Document transcription data
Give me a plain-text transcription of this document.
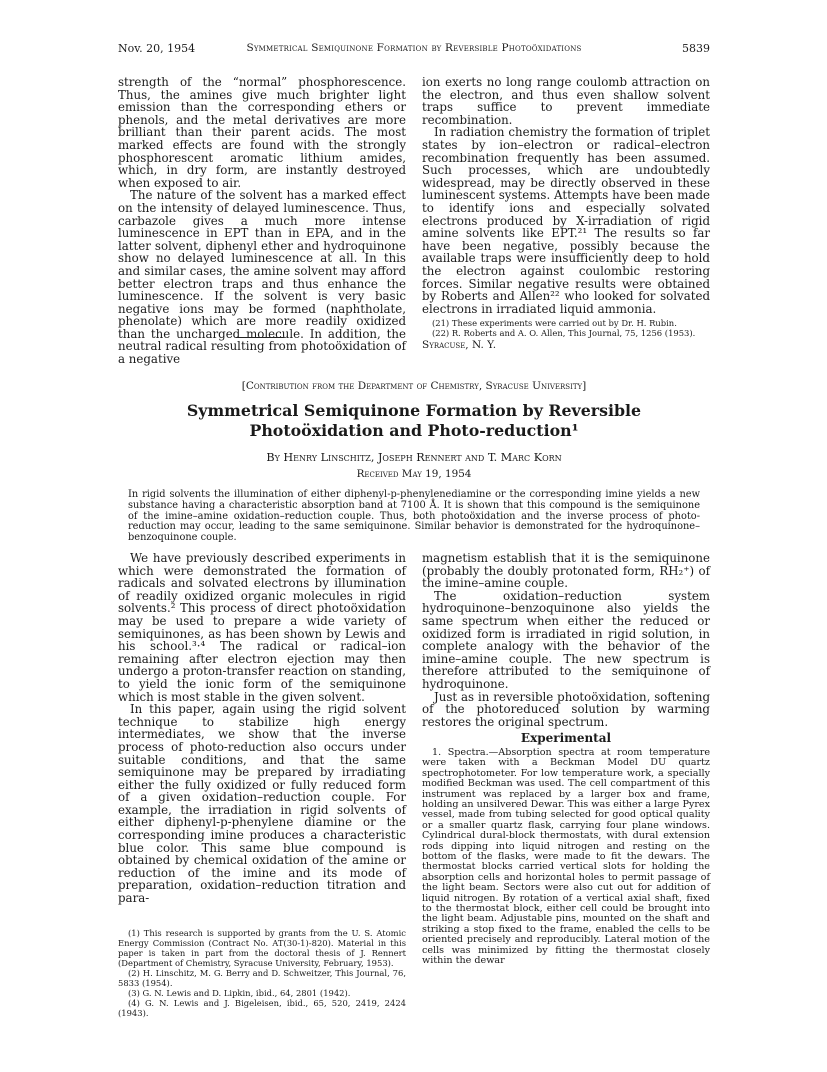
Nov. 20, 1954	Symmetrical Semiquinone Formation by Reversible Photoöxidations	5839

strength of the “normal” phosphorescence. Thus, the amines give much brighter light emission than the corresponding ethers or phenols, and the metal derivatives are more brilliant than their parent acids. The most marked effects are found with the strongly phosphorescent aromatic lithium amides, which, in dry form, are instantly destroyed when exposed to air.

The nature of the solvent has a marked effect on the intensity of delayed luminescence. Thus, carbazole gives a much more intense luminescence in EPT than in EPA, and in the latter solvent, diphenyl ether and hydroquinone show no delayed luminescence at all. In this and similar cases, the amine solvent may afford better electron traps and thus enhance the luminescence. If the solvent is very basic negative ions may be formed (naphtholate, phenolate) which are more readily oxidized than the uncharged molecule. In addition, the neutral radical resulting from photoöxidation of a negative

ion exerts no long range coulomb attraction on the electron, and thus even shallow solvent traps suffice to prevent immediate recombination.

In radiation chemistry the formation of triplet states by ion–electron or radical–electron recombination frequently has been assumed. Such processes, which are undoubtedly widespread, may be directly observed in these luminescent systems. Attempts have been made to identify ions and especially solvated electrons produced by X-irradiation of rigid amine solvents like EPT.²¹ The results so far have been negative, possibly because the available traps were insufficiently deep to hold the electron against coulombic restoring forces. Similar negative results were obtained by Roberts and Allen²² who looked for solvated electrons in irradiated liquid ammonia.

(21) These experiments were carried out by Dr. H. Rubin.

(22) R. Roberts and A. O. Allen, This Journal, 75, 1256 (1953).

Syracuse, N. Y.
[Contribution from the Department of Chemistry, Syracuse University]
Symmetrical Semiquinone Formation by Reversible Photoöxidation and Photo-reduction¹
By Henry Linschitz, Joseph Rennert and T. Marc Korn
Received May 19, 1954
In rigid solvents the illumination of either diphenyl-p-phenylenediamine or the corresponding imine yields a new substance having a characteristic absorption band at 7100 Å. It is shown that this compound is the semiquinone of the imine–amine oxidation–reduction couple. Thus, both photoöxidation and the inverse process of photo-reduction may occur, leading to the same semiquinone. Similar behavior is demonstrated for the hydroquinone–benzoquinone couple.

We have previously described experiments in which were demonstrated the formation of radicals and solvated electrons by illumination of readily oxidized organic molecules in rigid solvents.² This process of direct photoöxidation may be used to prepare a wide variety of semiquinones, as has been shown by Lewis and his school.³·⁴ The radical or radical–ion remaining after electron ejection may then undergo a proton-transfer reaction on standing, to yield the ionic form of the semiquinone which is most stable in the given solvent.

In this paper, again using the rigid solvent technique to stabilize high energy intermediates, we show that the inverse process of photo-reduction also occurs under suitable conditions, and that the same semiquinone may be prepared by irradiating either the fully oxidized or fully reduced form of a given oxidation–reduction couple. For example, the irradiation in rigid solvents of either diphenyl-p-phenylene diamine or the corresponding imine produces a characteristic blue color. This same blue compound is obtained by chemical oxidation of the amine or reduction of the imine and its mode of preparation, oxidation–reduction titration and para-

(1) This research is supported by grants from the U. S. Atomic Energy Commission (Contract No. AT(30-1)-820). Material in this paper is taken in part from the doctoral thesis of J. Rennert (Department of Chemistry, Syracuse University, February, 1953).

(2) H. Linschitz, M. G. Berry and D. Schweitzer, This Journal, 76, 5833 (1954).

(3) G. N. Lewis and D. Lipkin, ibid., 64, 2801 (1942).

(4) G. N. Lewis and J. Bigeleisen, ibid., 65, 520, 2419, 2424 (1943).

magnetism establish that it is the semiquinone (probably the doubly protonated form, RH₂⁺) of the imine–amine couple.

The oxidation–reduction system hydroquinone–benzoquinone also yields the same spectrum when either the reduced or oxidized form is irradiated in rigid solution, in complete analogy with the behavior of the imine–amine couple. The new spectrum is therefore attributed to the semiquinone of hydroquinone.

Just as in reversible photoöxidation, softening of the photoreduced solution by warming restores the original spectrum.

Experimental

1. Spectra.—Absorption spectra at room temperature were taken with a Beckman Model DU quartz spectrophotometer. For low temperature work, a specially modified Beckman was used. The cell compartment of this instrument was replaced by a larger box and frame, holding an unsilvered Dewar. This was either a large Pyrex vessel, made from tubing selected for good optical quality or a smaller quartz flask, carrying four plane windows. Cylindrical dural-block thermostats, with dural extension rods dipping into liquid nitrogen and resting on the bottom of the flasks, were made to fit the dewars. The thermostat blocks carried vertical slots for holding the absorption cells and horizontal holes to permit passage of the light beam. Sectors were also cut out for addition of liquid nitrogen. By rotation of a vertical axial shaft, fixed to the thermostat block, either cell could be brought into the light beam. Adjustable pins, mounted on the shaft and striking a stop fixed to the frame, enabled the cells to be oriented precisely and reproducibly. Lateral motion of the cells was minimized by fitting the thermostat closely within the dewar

▶ _Exercise_:
Output a precise copy of the entries, leaving the images out.

▶ _Solution to this task_:
Give me a plain-text transcription of this document.
Nov. 20, 1954	Symmetrical Semiquinone Formation by Reversible Photoöxidations	5839

strength of the “normal” phosphorescence. Thus, the amines give much brighter light emission than the corresponding ethers or phenols, and the metal derivatives are more brilliant than their parent acids. The most marked effects are found with the strongly phosphorescent aromatic lithium amides, which, in dry form, are instantly destroyed when exposed to air.

The nature of the solvent has a marked effect on the intensity of delayed luminescence. Thus, carbazole gives a much more intense luminescence in EPT than in EPA, and in the latter solvent, diphenyl ether and hydroquinone show no delayed luminescence at all. In this and similar cases, the amine solvent may afford better electron traps and thus enhance the luminescence. If the solvent is very basic negative ions may be formed (naphtholate, phenolate) which are more readily oxidized than the uncharged molecule. In addition, the neutral radical resulting from photoöxidation of a negative

ion exerts no long range coulomb attraction on the electron, and thus even shallow solvent traps suffice to prevent immediate recombination.

In radiation chemistry the formation of triplet states by ion–electron or radical–electron recombination frequently has been assumed. Such processes, which are undoubtedly widespread, may be directly observed in these luminescent systems. Attempts have been made to identify ions and especially solvated electrons produced by X-irradiation of rigid amine solvents like EPT.²¹ The results so far have been negative, possibly because the available traps were insufficiently deep to hold the electron against coulombic restoring forces. Similar negative results were obtained by Roberts and Allen²² who looked for solvated electrons in irradiated liquid ammonia.

(21) These experiments were carried out by Dr. H. Rubin.

(22) R. Roberts and A. O. Allen, This Journal, 75, 1256 (1953).

Syracuse, N. Y.
[Contribution from the Department of Chemistry, Syracuse University]
Symmetrical Semiquinone Formation by Reversible Photoöxidation and Photo-reduction¹
By Henry Linschitz, Joseph Rennert and T. Marc Korn
Received May 19, 1954
In rigid solvents the illumination of either diphenyl-p-phenylenediamine or the corresponding imine yields a new substance having a characteristic absorption band at 7100 Å. It is shown that this compound is the semiquinone of the imine–amine oxidation–reduction couple. Thus, both photoöxidation and the inverse process of photo-reduction may occur, leading to the same semiquinone. Similar behavior is demonstrated for the hydroquinone–benzoquinone couple.

We have previously described experiments in which were demonstrated the formation of radicals and solvated electrons by illumination of readily oxidized organic molecules in rigid solvents.² This process of direct photoöxidation may be used to prepare a wide variety of semiquinones, as has been shown by Lewis and his school.³·⁴ The radical or radical–ion remaining after electron ejection may then undergo a proton-transfer reaction on standing, to yield the ionic form of the semiquinone which is most stable in the given solvent.

In this paper, again using the rigid solvent technique to stabilize high energy intermediates, we show that the inverse process of photo-reduction also occurs under suitable conditions, and that the same semiquinone may be prepared by irradiating either the fully oxidized or fully reduced form of a given oxidation–reduction couple. For example, the irradiation in rigid solvents of either diphenyl-p-phenylene diamine or the corresponding imine produces a characteristic blue color. This same blue compound is obtained by chemical oxidation of the amine or reduction of the imine and its mode of preparation, oxidation–reduction titration and para-

(1) This research is supported by grants from the U. S. Atomic Energy Commission (Contract No. AT(30-1)-820). Material in this paper is taken in part from the doctoral thesis of J. Rennert (Department of Chemistry, Syracuse University, February, 1953).

(2) H. Linschitz, M. G. Berry and D. Schweitzer, This Journal, 76, 5833 (1954).

(3) G. N. Lewis and D. Lipkin, ibid., 64, 2801 (1942).

(4) G. N. Lewis and J. Bigeleisen, ibid., 65, 520, 2419, 2424 (1943).

magnetism establish that it is the semiquinone (probably the doubly protonated form, RH₂⁺) of the imine–amine couple.

The oxidation–reduction system hydroquinone–benzoquinone also yields the same spectrum when either the reduced or oxidized form is irradiated in rigid solution, in complete analogy with the behavior of the imine–amine couple. The new spectrum is therefore attributed to the semiquinone of hydroquinone.

Just as in reversible photoöxidation, softening of the photoreduced solution by warming restores the original spectrum.

Experimental

1. Spectra.—Absorption spectra at room temperature were taken with a Beckman Model DU quartz spectrophotometer. For low temperature work, a specially modified Beckman was used. The cell compartment of this instrument was replaced by a larger box and frame, holding an unsilvered Dewar. This was either a large Pyrex vessel, made from tubing selected for good optical quality or a smaller quartz flask, carrying four plane windows. Cylindrical dural-block thermostats, with dural extension rods dipping into liquid nitrogen and resting on the bottom of the flasks, were made to fit the dewars. The thermostat blocks carried vertical slots for holding the absorption cells and horizontal holes to permit passage of the light beam. Sectors were also cut out for addition of liquid nitrogen. By rotation of a vertical axial shaft, fixed to the thermostat block, either cell could be brought into the light beam. Adjustable pins, mounted on the shaft and striking a stop fixed to the frame, enabled the cells to be oriented precisely and reproducibly. Lateral motion of the cells was minimized by fitting the thermostat closely within the dewar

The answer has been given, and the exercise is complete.